Your objective: The listing below should be printed exactly, every line of it. Skip the pictures.

Material for this task:
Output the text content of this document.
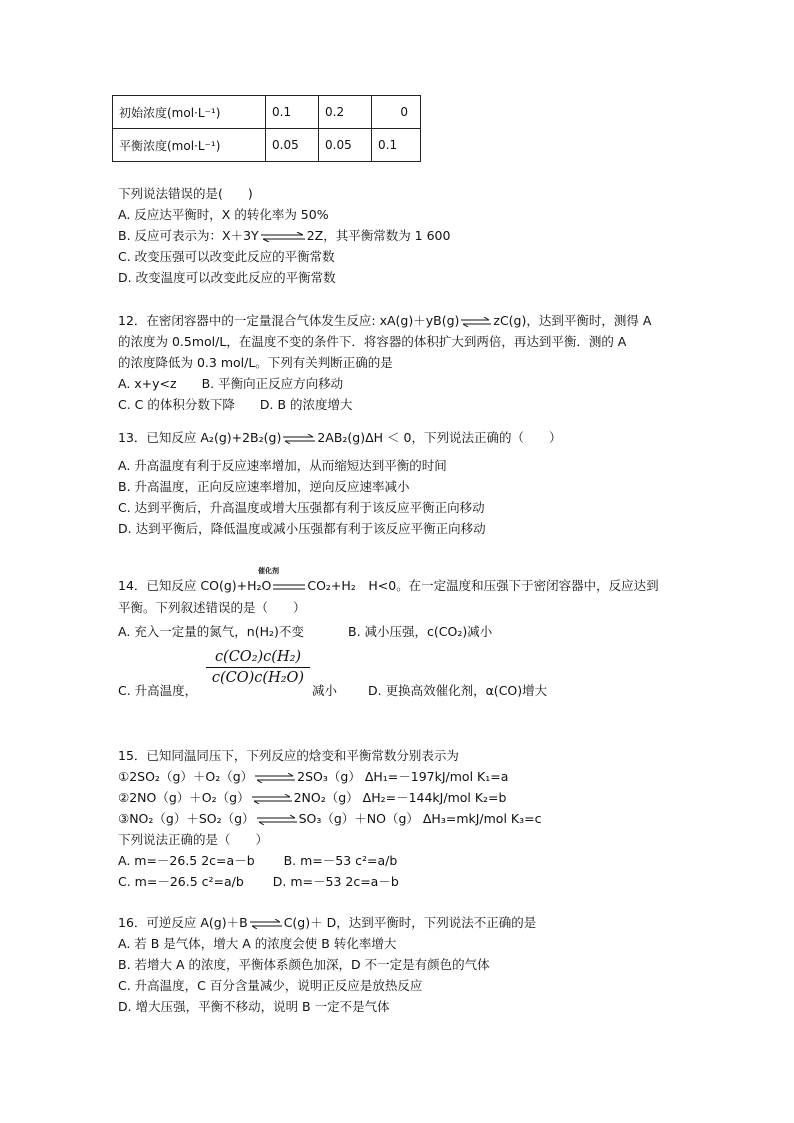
初始浓度(mol·L⁻¹)	0.1	0.2	0
平衡浓度(mol·L⁻¹)	0.05	0.05	0.1
下列说法错误的是(　　)
A. 反应达平衡时，X 的转化率为 50%
B. 反应可表示为：X＋3Y ⇌ 2Z，其平衡常数为 1 600
C. 改变压强可以改变此反应的平衡常数
D. 改变温度可以改变此反应的平衡常数
12．在密闭容器中的一定量混合气体发生反应: xA(g)＋yB(g) ⇌ zC(g)，达到平衡时，测得 A
的浓度为 0.5mol/L，在温度不变的条件下．将容器的体积扩大到两倍，再达到平衡．测的 A
的浓度降低为 0.3 mol/L。下列有关判断正确的是
A. x+y<z　　B. 平衡向正反应方向移动
C. C 的体积分数下降　　D. B 的浓度增大
13．已知反应 A₂(g)+2B₂(g) ⇌ 2AB₂(g)ΔH ＜ 0，下列说法正确的（　　）
A. 升高温度有利于反应速率增加，从而缩短达到平衡的时间
B. 升高温度，正向反应速率增加，逆向反应速率减小
C. 达到平衡后，升高温度或增大压强都有利于该反应平衡正向移动
D. 达到平衡后，降低温度或减小压强都有利于该反应平衡正向移动
催化剂
14．已知反应 CO(g)+H₂O	CO₂+H₂　H<0。在一定温度和压强下于密闭容器中，反应达到
平衡。下列叙述错误的是（　　）
A. 充入一定量的氮气，n(H₂)不变	B. 减小压强，c(CO₂)减小
$\frac{\text{c(CO₂)c(H₂)}}{\text{c(CO)c(H₂O)}}$
C. 升高温度，	减小 D. 更换高效催化剂，α(CO)增大
15．已知同温同压下，下列反应的焓变和平衡常数分别表示为
①2SO₂（g）＋O₂（g） ⇌ 2SO₃（g） ΔH₁=－197kJ/mol K₁=a
②2NO（g）＋O₂（g） ⇌ 2NO₂（g） ΔH₂=－144kJ/mol K₂=b
③NO₂（g）＋SO₂（g） ⇌ SO₃（g）＋NO（g） ΔH₃=mkJ/mol K₃=c
下列说法正确的是（　　）
A. m=－26.5 2c=a－b　　 B. m=－53 c²=a/b
C. m=－26.5 c²=a/b　　 D. m=－53 2c=a－b
16．可逆反应 A(g)＋B ⇌ C(g)＋ D，达到平衡时，下列说法不正确的是
A. 若 B 是气体，增大 A 的浓度会使 B 转化率增大
B. 若增大 A 的浓度，平衡体系颜色加深，D 不一定是有颜色的气体
C. 升高温度，C 百分含量减少，说明正反应是放热反应
D. 增大压强，平衡不移动，说明 B 一定不是气体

Output for this task:
Output the text content of this document.
初始浓度(mol·L⁻¹)	0.1	0.2	0
平衡浓度(mol·L⁻¹)	0.05	0.05	0.1
下列说法错误的是(　　)
A. 反应达平衡时，X 的转化率为 50%
B. 反应可表示为：X＋3Y ⇌ 2Z，其平衡常数为 1 600
C. 改变压强可以改变此反应的平衡常数
D. 改变温度可以改变此反应的平衡常数
12．在密闭容器中的一定量混合气体发生反应: xA(g)＋yB(g) ⇌ zC(g)，达到平衡时，测得 A
的浓度为 0.5mol/L，在温度不变的条件下．将容器的体积扩大到两倍，再达到平衡．测的 A
的浓度降低为 0.3 mol/L。下列有关判断正确的是
A. x+y<z　　B. 平衡向正反应方向移动
C. C 的体积分数下降　　D. B 的浓度增大
13．已知反应 A₂(g)+2B₂(g) ⇌ 2AB₂(g)ΔH ＜ 0，下列说法正确的（　　）
A. 升高温度有利于反应速率增加，从而缩短达到平衡的时间
B. 升高温度，正向反应速率增加，逆向反应速率减小
C. 达到平衡后，升高温度或增大压强都有利于该反应平衡正向移动
D. 达到平衡后，降低温度或减小压强都有利于该反应平衡正向移动
催化剂
14．已知反应 CO(g)+H₂O	CO₂+H₂　H<0。在一定温度和压强下于密闭容器中，反应达到
平衡。下列叙述错误的是（　　）
A. 充入一定量的氮气，n(H₂)不变	B. 减小压强，c(CO₂)减小
$\frac{\text{c(CO₂)c(H₂)}}{\text{c(CO)c(H₂O)}}$
C. 升高温度，	减小 D. 更换高效催化剂，α(CO)增大
15．已知同温同压下，下列反应的焓变和平衡常数分别表示为
①2SO₂（g）＋O₂（g） ⇌ 2SO₃（g） ΔH₁=－197kJ/mol K₁=a
②2NO（g）＋O₂（g） ⇌ 2NO₂（g） ΔH₂=－144kJ/mol K₂=b
③NO₂（g）＋SO₂（g） ⇌ SO₃（g）＋NO（g） ΔH₃=mkJ/mol K₃=c
下列说法正确的是（　　）
A. m=－26.5 2c=a－b　　 B. m=－53 c²=a/b
C. m=－26.5 c²=a/b　　 D. m=－53 2c=a－b
16．可逆反应 A(g)＋B ⇌ C(g)＋ D，达到平衡时，下列说法不正确的是
A. 若 B 是气体，增大 A 的浓度会使 B 转化率增大
B. 若增大 A 的浓度，平衡体系颜色加深，D 不一定是有颜色的气体
C. 升高温度，C 百分含量减少，说明正反应是放热反应
D. 增大压强，平衡不移动，说明 B 一定不是气体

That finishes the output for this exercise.